Stated goal ▸
Pick out each line containing the string "text".

Dataset items ▸

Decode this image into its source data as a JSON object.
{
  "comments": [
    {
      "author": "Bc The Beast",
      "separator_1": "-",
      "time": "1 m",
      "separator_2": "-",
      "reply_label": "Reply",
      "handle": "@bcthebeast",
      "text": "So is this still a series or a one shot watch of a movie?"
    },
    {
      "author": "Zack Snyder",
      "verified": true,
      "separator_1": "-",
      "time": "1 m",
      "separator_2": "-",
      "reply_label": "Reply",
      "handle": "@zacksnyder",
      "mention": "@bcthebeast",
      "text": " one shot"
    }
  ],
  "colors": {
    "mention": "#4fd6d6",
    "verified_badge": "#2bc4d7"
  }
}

Task result ▸
      "text": "So is this still a series or a one shot watch of a movie?"
      "text": " one shot"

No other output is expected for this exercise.